#### DATA EXCERPTS ####

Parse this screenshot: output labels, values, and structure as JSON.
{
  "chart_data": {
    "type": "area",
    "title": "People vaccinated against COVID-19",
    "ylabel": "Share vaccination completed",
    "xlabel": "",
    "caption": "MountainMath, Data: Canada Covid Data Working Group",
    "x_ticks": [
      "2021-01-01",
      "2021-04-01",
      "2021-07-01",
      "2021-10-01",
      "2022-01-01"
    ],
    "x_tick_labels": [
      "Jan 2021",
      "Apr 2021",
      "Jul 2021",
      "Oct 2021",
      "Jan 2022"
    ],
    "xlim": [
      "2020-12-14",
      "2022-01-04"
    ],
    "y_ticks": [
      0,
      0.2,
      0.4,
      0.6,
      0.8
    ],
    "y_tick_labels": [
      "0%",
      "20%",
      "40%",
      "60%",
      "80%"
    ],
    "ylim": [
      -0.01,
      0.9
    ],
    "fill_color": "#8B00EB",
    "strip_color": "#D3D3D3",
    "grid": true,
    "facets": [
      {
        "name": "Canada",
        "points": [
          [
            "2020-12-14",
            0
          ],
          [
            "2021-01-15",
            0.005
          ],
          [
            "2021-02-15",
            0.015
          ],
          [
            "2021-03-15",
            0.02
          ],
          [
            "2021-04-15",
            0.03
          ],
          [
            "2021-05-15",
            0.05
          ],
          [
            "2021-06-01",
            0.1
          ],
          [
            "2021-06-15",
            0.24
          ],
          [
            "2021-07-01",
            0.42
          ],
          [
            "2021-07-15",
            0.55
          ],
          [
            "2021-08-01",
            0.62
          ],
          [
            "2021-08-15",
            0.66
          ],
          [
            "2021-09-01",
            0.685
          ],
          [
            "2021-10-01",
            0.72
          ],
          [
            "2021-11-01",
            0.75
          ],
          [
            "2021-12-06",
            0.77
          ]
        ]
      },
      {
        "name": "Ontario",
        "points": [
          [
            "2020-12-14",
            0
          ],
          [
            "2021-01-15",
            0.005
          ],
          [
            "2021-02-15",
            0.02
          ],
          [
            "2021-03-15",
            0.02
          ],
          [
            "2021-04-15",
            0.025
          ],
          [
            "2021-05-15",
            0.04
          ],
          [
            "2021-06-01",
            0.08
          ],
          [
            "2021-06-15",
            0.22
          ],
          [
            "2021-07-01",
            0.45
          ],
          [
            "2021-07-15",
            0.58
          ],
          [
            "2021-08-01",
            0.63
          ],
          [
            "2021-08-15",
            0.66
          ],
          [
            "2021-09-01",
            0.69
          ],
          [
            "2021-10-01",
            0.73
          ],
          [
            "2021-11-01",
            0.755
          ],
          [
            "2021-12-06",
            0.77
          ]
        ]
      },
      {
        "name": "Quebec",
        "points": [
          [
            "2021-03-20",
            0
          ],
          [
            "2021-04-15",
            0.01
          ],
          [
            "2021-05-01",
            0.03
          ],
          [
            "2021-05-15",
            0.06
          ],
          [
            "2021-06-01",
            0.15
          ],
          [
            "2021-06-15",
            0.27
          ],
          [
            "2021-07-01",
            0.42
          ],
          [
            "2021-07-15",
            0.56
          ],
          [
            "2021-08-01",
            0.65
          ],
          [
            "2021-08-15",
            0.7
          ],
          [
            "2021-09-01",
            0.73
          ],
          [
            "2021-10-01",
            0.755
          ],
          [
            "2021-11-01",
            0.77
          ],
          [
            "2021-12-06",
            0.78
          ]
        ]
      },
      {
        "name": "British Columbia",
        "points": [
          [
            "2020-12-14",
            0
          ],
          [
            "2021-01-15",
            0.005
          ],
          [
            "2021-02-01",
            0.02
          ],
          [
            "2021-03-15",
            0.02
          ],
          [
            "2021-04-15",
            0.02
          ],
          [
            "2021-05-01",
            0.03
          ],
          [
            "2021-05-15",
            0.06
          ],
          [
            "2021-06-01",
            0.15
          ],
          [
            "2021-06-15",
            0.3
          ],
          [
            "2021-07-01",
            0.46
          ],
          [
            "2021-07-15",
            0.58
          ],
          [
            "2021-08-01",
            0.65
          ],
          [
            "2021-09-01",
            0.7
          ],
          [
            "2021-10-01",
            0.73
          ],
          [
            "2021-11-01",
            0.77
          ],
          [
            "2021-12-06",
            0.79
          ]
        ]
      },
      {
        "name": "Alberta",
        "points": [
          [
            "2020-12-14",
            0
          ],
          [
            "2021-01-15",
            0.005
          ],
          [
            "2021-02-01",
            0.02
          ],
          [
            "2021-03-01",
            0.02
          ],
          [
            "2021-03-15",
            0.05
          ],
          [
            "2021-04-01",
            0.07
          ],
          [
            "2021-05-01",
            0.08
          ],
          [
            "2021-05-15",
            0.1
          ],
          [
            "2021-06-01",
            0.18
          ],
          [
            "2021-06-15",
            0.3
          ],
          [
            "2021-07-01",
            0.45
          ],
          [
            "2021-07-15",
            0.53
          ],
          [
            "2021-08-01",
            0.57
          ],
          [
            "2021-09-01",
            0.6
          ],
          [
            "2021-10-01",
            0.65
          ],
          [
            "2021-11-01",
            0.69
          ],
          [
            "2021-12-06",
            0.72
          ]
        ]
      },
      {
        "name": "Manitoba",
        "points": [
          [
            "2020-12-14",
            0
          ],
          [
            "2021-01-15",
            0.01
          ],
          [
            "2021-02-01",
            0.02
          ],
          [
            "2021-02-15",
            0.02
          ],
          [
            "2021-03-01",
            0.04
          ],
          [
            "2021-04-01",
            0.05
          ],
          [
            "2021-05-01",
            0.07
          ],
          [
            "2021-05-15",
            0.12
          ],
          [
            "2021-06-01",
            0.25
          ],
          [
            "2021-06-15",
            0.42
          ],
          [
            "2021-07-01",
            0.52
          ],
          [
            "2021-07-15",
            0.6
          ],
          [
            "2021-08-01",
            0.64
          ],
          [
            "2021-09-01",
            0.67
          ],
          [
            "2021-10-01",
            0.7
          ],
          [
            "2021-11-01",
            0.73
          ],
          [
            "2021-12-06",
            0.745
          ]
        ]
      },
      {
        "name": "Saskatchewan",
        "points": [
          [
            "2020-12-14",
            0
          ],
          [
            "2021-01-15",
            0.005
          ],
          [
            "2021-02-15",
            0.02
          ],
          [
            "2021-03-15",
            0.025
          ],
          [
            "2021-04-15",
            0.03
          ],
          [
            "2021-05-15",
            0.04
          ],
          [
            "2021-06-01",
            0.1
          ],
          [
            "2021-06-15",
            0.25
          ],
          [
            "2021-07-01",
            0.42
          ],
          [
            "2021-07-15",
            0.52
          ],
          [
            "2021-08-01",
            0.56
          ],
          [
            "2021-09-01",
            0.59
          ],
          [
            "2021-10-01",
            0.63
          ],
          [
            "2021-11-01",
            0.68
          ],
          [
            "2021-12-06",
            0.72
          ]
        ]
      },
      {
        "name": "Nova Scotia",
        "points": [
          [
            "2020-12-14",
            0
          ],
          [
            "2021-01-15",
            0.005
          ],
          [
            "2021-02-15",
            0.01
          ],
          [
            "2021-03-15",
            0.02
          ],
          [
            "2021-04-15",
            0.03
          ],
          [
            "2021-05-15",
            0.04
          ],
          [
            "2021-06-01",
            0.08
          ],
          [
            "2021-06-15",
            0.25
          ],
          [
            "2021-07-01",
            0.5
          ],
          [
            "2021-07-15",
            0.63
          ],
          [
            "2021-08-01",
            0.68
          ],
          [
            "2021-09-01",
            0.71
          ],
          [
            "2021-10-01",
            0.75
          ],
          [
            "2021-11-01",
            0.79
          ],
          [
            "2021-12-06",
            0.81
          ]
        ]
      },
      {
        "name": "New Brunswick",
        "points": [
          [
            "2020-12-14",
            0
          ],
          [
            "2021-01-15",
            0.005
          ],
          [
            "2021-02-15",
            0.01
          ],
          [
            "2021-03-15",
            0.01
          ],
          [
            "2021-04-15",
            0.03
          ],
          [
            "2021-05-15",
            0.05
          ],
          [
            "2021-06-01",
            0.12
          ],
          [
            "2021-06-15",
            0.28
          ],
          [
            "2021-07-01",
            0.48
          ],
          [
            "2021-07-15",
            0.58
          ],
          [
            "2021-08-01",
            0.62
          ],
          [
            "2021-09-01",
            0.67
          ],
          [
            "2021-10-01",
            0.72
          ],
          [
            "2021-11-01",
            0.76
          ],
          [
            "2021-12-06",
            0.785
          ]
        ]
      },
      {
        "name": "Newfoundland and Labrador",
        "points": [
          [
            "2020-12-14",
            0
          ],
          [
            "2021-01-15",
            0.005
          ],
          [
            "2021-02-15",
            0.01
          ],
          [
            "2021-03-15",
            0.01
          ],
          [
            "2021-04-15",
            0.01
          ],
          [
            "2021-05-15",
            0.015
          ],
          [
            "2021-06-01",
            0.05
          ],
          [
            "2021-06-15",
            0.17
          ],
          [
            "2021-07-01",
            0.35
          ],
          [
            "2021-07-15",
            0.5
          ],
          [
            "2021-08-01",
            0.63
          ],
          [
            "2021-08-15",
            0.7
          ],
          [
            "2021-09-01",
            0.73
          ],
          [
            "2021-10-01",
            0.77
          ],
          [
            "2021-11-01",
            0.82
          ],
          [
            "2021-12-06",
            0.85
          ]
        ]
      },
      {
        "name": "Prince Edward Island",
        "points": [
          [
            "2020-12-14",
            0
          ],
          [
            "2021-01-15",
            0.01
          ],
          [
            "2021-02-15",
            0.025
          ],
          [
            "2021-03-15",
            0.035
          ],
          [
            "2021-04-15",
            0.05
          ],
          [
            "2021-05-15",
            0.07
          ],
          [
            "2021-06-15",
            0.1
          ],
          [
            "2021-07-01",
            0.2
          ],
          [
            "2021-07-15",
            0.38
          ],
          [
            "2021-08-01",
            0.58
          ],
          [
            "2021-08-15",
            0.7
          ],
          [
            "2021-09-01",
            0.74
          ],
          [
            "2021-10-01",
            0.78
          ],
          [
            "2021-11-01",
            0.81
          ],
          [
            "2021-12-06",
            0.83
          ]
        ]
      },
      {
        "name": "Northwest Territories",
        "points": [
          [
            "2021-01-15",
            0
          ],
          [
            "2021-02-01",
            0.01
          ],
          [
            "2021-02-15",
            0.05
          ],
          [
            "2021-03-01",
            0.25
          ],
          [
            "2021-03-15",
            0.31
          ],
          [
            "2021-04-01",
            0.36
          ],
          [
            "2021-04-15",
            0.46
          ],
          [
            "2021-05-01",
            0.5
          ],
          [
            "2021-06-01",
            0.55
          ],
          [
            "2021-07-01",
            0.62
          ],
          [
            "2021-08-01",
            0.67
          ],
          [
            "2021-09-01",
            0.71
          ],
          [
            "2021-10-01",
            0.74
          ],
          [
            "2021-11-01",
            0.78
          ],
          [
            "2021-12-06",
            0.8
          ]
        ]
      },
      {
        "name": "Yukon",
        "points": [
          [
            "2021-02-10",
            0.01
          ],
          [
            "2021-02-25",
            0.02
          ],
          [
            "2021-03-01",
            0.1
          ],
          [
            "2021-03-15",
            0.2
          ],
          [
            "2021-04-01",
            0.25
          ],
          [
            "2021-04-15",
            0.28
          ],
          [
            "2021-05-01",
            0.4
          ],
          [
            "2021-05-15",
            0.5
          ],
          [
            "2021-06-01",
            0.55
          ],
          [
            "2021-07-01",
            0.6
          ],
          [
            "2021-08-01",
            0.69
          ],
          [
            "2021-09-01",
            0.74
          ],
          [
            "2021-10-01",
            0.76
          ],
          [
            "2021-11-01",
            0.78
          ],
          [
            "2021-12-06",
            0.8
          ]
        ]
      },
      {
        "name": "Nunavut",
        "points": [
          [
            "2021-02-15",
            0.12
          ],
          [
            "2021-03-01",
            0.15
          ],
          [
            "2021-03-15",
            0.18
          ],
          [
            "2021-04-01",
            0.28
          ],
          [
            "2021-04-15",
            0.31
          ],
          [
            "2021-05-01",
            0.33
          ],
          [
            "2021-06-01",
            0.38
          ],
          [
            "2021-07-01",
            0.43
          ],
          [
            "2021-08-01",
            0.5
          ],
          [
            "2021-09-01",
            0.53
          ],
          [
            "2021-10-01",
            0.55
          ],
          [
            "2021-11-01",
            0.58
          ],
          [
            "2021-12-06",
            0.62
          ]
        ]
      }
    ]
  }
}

####

- _STATED PROBLEM_
State the number of lines in the preceding entries that include the word "Canada". Provide nothing else.

- _TASK RESULT_
2